◆ Task to complete
Compute the number of lines that include the string "伞上方的空气流速大于下方", then output that number and nothing else.

# start of Supplied data

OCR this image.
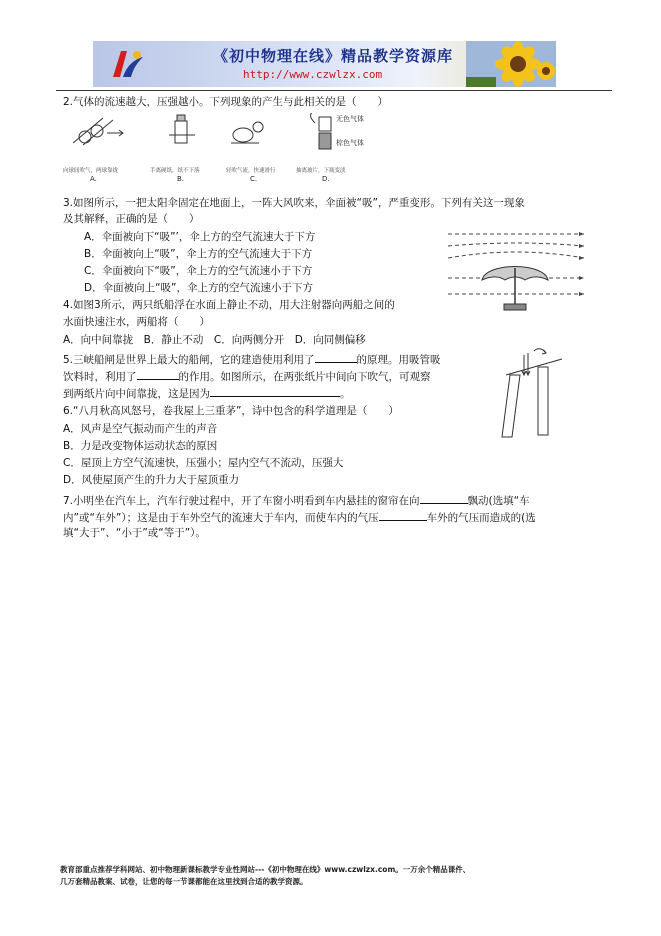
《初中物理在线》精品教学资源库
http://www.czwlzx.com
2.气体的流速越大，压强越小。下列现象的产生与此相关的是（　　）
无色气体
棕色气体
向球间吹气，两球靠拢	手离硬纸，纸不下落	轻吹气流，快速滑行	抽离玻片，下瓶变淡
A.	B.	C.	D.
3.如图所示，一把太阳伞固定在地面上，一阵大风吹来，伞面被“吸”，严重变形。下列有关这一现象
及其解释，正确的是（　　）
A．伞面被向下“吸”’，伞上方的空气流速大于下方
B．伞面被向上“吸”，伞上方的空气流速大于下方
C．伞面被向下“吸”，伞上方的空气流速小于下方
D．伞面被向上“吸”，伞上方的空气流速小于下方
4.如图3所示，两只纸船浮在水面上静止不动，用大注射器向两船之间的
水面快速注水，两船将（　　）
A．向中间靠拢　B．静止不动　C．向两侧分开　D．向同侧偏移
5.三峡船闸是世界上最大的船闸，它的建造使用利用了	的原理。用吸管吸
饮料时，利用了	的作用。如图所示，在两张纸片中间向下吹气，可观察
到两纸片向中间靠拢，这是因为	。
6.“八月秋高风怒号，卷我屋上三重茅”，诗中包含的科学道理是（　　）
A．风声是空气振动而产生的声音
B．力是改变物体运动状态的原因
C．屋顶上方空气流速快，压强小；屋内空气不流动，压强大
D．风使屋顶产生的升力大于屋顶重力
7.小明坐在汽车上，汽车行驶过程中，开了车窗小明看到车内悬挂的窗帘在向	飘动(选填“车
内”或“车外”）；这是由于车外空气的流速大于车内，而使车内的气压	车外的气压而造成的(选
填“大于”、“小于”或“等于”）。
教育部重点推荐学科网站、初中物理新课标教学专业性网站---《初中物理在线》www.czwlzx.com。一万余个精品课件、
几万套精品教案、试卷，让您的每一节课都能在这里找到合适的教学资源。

# end of Supplied data
# start of Supplied data

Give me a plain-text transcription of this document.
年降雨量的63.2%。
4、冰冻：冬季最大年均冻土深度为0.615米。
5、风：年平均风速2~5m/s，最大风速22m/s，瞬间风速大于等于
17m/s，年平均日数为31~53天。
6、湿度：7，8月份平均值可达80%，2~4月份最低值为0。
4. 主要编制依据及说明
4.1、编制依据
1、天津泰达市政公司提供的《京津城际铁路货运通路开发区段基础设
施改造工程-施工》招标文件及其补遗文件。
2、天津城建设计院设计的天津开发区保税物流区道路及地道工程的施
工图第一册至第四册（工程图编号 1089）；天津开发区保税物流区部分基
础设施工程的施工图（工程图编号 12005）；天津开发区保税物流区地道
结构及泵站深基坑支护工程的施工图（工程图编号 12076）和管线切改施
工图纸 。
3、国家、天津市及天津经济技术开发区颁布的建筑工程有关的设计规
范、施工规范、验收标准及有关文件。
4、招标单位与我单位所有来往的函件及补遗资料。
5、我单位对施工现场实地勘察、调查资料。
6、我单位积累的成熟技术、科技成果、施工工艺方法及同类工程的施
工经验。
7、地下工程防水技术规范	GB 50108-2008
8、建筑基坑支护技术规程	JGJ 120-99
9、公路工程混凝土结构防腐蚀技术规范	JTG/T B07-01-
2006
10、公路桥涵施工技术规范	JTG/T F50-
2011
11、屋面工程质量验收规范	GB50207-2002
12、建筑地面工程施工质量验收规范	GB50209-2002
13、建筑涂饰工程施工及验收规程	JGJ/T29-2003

# end of Supplied data

◆ Written response
2